**Exercise objective:**
Skip the pictures. Transcribe the rest of the data below without changing a word.

**Extracted material:**
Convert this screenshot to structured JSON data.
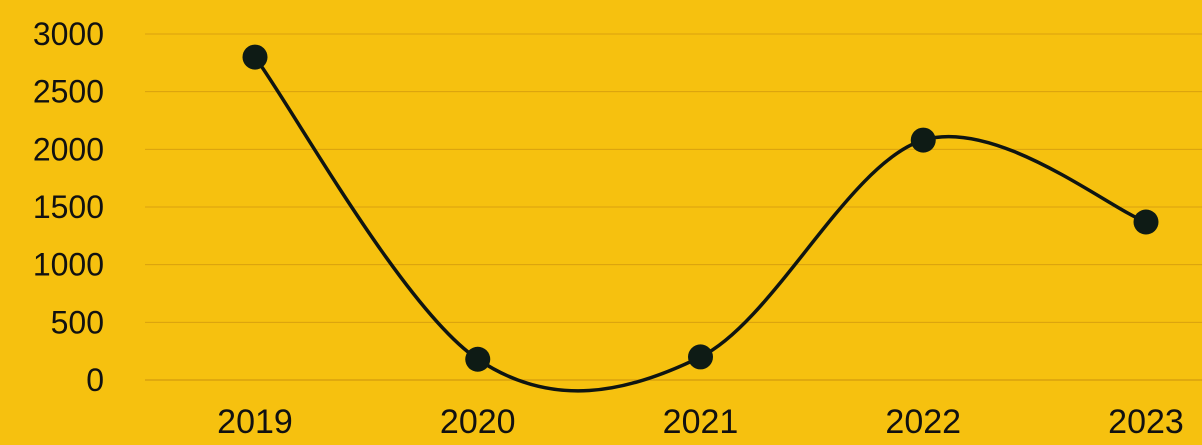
{
  "chart_data": {
    "type": "line",
    "title": "",
    "xlabel": "",
    "ylabel": "",
    "categories": [
      "2019",
      "2020",
      "2021",
      "2022",
      "2023"
    ],
    "series": [
      {
        "values": [
          2800,
          180,
          200,
          2080,
          1370
        ]
      }
    ],
    "ylim": [
      0,
      3000
    ],
    "yticks": [
      0,
      500,
      1000,
      1500,
      2000,
      2500,
      3000
    ],
    "grid": true,
    "legend": "none",
    "colors": {
      "background": "#F6C10F",
      "line": "#0F1512",
      "marker": "#0E1B15",
      "grid": "#D9A10F",
      "text": "#111111"
    }
  }
}
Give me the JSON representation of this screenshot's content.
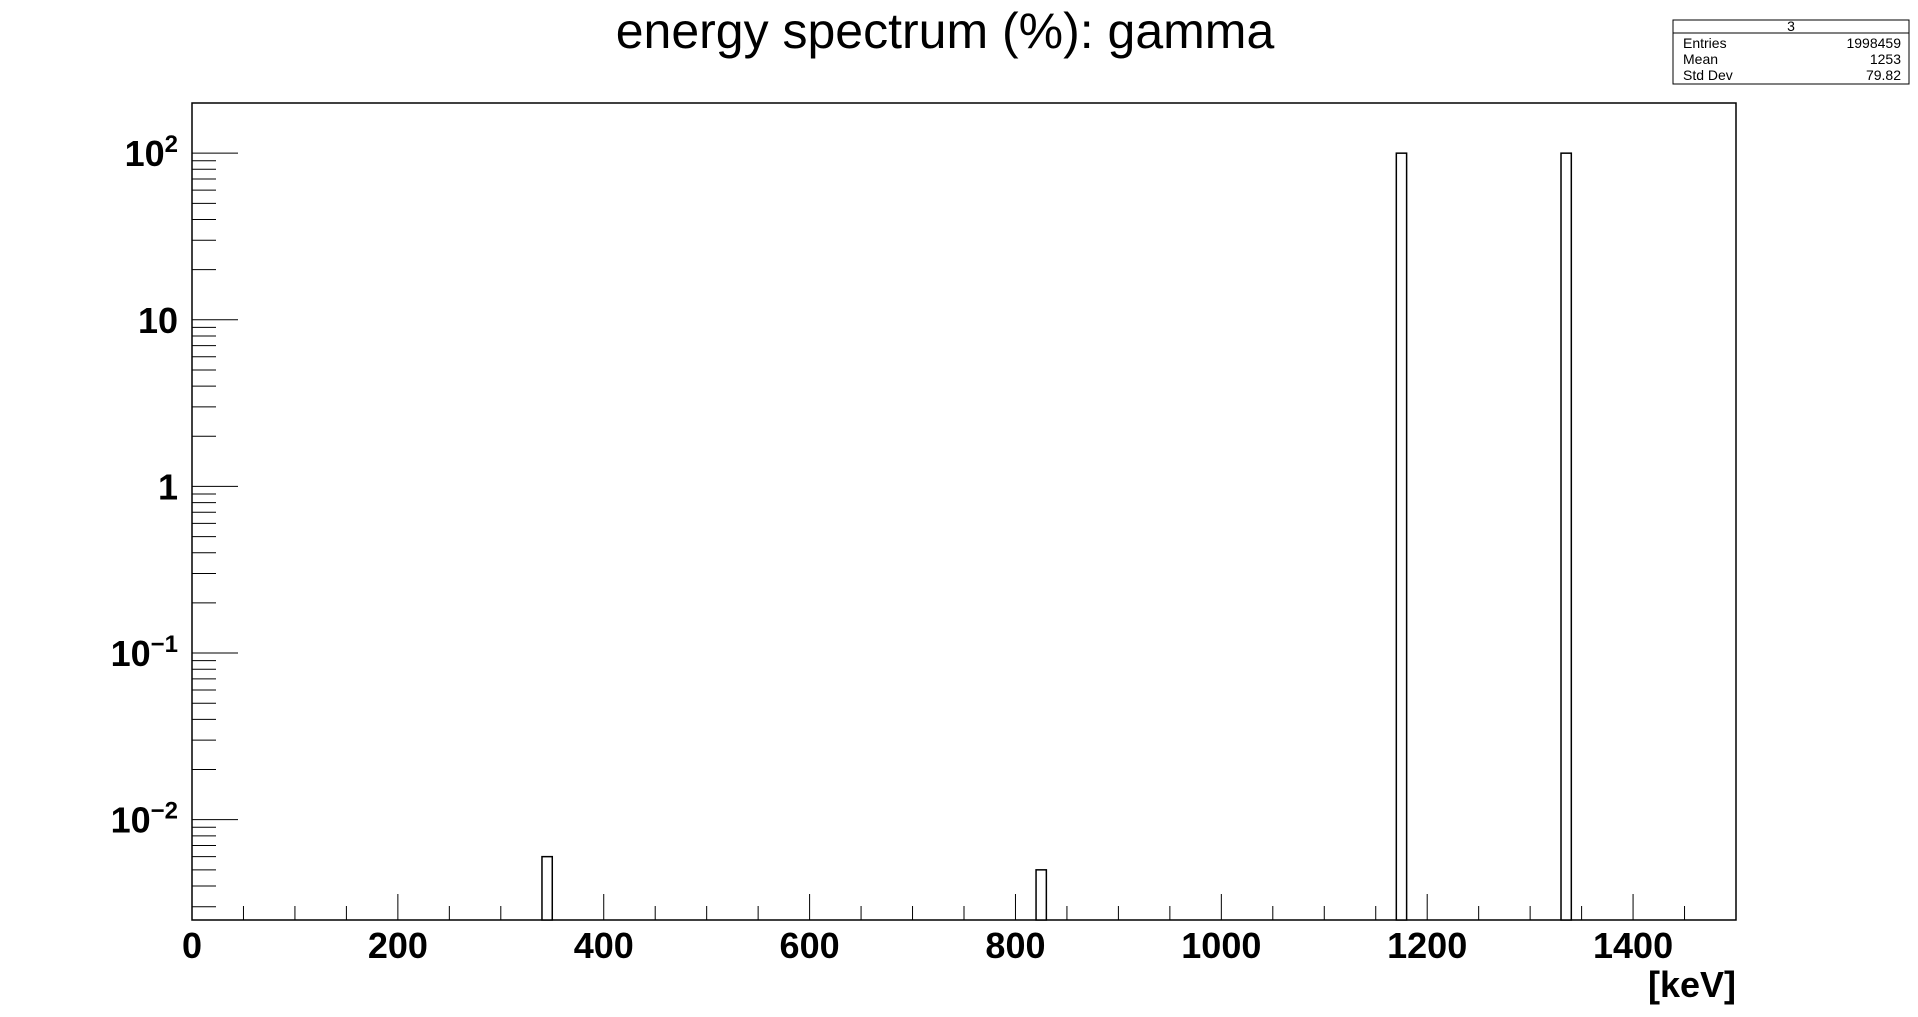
{
  "chart_data": {
    "type": "bar",
    "title": "energy spectrum (%): gamma",
    "xlabel": "[keV]",
    "ylabel": "",
    "xlim": [
      0,
      1500
    ],
    "ylim": [
      0.0025,
      200
    ],
    "y_scale": "log",
    "grid": false,
    "legend": "none",
    "x_ticks": [
      "0",
      "200",
      "400",
      "600",
      "800",
      "1000",
      "1200",
      "1400"
    ],
    "x_tick_values": [
      0,
      200,
      400,
      600,
      800,
      1000,
      1200,
      1400
    ],
    "y_ticks": [
      {
        "base": "10",
        "exp": "−2",
        "value": 0.01
      },
      {
        "base": "10",
        "exp": "−1",
        "value": 0.1
      },
      {
        "base": "1",
        "exp": "",
        "value": 1
      },
      {
        "base": "10",
        "exp": "",
        "value": 10
      },
      {
        "base": "10",
        "exp": "2",
        "value": 100
      }
    ],
    "bins": [
      {
        "x_low": 340,
        "x_high": 350,
        "value": 0.006
      },
      {
        "x_low": 820,
        "x_high": 830,
        "value": 0.005
      },
      {
        "x_low": 1170,
        "x_high": 1180,
        "value": 100
      },
      {
        "x_low": 1330,
        "x_high": 1340,
        "value": 100
      }
    ]
  },
  "stats_box": {
    "name": "3",
    "rows": [
      {
        "label": "Entries",
        "value": "1998459"
      },
      {
        "label": "Mean",
        "value": "1253"
      },
      {
        "label": "Std Dev",
        "value": "79.82"
      }
    ]
  },
  "colors": {
    "frame": "#000000",
    "bar_fill": "#ffffff",
    "bar_stroke": "#000000",
    "background": "#ffffff"
  }
}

**Solution:**
Convert this screenshot to structured JSON data.
{
  "chart_data": {
    "type": "line",
    "title": "",
    "xlabel": "",
    "ylabel": "",
    "categories": [
      "2019",
      "2020",
      "2021",
      "2022",
      "2023"
    ],
    "series": [
      {
        "values": [
          2800,
          180,
          200,
          2080,
          1370
        ]
      }
    ],
    "ylim": [
      0,
      3000
    ],
    "yticks": [
      0,
      500,
      1000,
      1500,
      2000,
      2500,
      3000
    ],
    "grid": true,
    "legend": "none",
    "colors": {
      "background": "#F6C10F",
      "line": "#0F1512",
      "marker": "#0E1B15",
      "grid": "#D9A10F",
      "text": "#111111"
    }
  }
}
Give me the JSON representation of this screenshot's content.
{
  "chart_data": {
    "type": "bar",
    "title": "energy spectrum (%): gamma",
    "xlabel": "[keV]",
    "ylabel": "",
    "xlim": [
      0,
      1500
    ],
    "ylim": [
      0.0025,
      200
    ],
    "y_scale": "log",
    "grid": false,
    "legend": "none",
    "x_ticks": [
      "0",
      "200",
      "400",
      "600",
      "800",
      "1000",
      "1200",
      "1400"
    ],
    "x_tick_values": [
      0,
      200,
      400,
      600,
      800,
      1000,
      1200,
      1400
    ],
    "y_ticks": [
      {
        "base": "10",
        "exp": "−2",
        "value": 0.01
      },
      {
        "base": "10",
        "exp": "−1",
        "value": 0.1
      },
      {
        "base": "1",
        "exp": "",
        "value": 1
      },
      {
        "base": "10",
        "exp": "",
        "value": 10
      },
      {
        "base": "10",
        "exp": "2",
        "value": 100
      }
    ],
    "bins": [
      {
        "x_low": 340,
        "x_high": 350,
        "value": 0.006
      },
      {
        "x_low": 820,
        "x_high": 830,
        "value": 0.005
      },
      {
        "x_low": 1170,
        "x_high": 1180,
        "value": 100
      },
      {
        "x_low": 1330,
        "x_high": 1340,
        "value": 100
      }
    ]
  },
  "stats_box": {
    "name": "3",
    "rows": [
      {
        "label": "Entries",
        "value": "1998459"
      },
      {
        "label": "Mean",
        "value": "1253"
      },
      {
        "label": "Std Dev",
        "value": "79.82"
      }
    ]
  },
  "colors": {
    "frame": "#000000",
    "bar_fill": "#ffffff",
    "bar_stroke": "#000000",
    "background": "#ffffff"
  }
}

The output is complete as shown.